* [Tareas por realizar]:
1. ¿Cómo se traduce al inglés esta oración del texto sobre el llanto de Jesús: "Vemos a un Jesús que muestra sin temor o prejuicio alguno su lado sensible."?
2. Reproduce el fragmento del texto sobre el llanto de Jesús que empieza con "A través de" y sigue hasta "Hijo de Dios.".
3. ¿Cómo seguiría el texto sobre el llanto de Jesús? Escribe la continuación a partir de su última oración.

* [Texto de lectura]:

¿De qué estamos hablando?

Y Jesús lloró…

Desde que Jesús vino por primera vez a este mundo, muchos se han dado la tarea de descubrir cada faceta de su vida y de esa manera poder entender y comprender sus características, la forma en que comunicó su mensaje y la pasión por su misión. Jesús realmente más allá de cualquier personaje, ha influenciado al mundo entero, independientemente de la cultura a la que haya llegado su historia.

A través de los evangelios puedes ver muchas de las facetas de su vida, de su forma de pensar, del sistema de valores que predicó, de la misión que encomendó a sus seguidores, del amor al hablar, al sanar, al proteger, al enseñar… al mostrar que Él era verdaderamente el Hijo de Dios.

tearman Quizás uno de los versículos más cortos de la Biblia completa es Juan 11:35; 11 letras según la versión de Reina-Valera, 3 palabras, pero con un gran significado para nosotros. En medio de ese pasaje vemos a un Jesús conmovido, compadecido, triste, inundado por los recuerdos de cuando una amistad dice adiós para no regresar. Vemos a un Jesús que muestra sin temor o prejuicio alguno su lado sensible. A pesar de que Jesús era omnisciente y omnipotente, podemos verlo afectado por la tristeza de la familia y amigos a su alrededor. La historia sigue y muestra Jesús una vez más su poder para levantar a un hombre de una tumba en la que había estado por 4 días. Jesús sabía mucho antes que le comunicaran que su amigo había muerto y Jesús también sabía que Dios le había dado el poder para resucitar muertos… sin embargo su corazón no escondió la tristeza que le provocó ver a sus amigos lamentar la pérdida de Lázaro. Jesús fue sincero con sus emociones: Jesús lloró.

Datos de comprensión de documentos
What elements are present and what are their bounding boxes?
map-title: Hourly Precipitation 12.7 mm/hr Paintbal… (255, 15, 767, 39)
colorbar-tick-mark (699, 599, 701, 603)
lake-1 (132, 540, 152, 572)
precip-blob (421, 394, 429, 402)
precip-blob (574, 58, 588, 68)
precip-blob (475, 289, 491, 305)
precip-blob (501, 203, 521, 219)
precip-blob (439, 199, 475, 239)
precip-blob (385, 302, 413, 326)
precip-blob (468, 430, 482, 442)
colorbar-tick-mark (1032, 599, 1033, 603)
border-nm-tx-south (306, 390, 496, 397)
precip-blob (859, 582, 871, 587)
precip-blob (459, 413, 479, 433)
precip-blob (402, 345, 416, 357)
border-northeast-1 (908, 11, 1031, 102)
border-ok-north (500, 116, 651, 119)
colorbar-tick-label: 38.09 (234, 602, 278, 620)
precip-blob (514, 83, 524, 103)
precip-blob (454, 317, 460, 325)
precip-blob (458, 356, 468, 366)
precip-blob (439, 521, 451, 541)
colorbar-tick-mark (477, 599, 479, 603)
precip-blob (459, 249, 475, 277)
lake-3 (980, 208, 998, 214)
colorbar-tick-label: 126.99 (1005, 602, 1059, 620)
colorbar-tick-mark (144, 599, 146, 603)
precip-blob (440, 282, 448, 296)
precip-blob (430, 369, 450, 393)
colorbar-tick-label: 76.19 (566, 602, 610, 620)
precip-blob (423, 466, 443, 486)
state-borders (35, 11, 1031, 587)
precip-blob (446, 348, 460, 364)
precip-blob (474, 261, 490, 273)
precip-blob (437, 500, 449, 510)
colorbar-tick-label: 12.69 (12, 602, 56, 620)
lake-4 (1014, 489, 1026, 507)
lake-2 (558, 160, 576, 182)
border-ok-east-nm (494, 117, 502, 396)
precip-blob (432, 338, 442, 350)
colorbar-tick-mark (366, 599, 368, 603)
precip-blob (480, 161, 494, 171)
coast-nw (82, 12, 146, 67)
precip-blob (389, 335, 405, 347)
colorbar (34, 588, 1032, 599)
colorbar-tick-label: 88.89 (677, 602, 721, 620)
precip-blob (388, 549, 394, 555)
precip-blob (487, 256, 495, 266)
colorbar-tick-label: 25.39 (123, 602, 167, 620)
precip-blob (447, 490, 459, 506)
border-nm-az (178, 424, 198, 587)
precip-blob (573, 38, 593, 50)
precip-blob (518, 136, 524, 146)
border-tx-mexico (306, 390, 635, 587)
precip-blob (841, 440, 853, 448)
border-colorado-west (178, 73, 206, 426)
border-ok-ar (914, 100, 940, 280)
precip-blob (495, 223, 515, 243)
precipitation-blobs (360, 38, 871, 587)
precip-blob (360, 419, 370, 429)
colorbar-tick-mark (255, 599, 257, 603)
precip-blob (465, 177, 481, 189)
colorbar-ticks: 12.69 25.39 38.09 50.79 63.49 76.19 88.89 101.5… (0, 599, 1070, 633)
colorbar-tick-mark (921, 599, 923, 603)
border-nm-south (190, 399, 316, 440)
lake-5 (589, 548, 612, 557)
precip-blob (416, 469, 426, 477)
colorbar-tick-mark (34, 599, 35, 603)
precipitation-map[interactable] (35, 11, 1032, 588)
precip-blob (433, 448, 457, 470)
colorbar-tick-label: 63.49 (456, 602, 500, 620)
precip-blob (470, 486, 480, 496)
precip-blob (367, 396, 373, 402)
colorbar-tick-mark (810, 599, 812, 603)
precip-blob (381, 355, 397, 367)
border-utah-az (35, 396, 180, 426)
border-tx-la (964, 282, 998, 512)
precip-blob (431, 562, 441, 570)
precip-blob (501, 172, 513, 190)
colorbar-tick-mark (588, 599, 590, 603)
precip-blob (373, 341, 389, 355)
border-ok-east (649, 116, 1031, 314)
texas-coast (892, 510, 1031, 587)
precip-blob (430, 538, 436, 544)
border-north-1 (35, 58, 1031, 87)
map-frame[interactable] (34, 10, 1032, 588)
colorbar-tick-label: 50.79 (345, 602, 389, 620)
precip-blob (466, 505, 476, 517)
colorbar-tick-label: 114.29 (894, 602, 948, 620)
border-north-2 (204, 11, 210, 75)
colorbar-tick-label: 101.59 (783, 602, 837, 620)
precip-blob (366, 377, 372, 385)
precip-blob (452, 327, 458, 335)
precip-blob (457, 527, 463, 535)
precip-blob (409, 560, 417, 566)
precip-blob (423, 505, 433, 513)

* [Resultados del ejercicio]:
1. We see a Jesus who shows his sensitive side without any fear or prejudice.

2.
A través de los evangelios puedes ver muchas de las facetas de su vida, de su forma de pensar, del sistema de valores que predicó, de la misión que encomendó a sus seguidores, del amor al hablar, al sanar, al proteger, al enseñar… al mostrar que Él era verdaderamente el Hijo de Dios.

3.
Me encanta saber que Jesús vino a este mundo para identificarse con nosotros en todas las situaciones posibles. De niño, seguramente disfrutó de los juegos y la vida libre de preocupaciones que la infancia te da. Supongo que su adolescencia y juventud también fueron etapas de aprendizaje para desenvolverse en la cultura de su tiempo y luego podemos apreciar con más claridad  la última parte de su estancia en la tierra en los evangelios. Jesús lloró, río, se entristeció, amó, se compadeció, celebró y también se enojo. Tenemos un Dios sensible al sentimiento humano.

Saber que Jesús es sensible a lo que yo pueda sentir me llena de esperanza al saber que puedo ir a Él y conversar con Jesús de manera tan sincera porque entenderá cada pequeña y gran expresión de mi corazón y me dará la solución perfecta para encontrar los propósitos en mi vida.

Saber que tengo un Dios sensible también me desafía a que yo pueda ir y practicar el mismo estilo de vida y liderazgo de Jesús; convirtiéndome en un cristiano, seguidor de Jesús, sensible; dispuesto a escuchar a las personas, sirviendo de apoyo para quien necesite llorar y dar el abrazo justo cuando alguien lo necesita. El saber que Jesús actuaba a través de sus milagros, movido por su amor y compasión al prójimo me motiva a que mi enfoque en las áreas donde presente a Jesús sea el mismo y no otra motivación.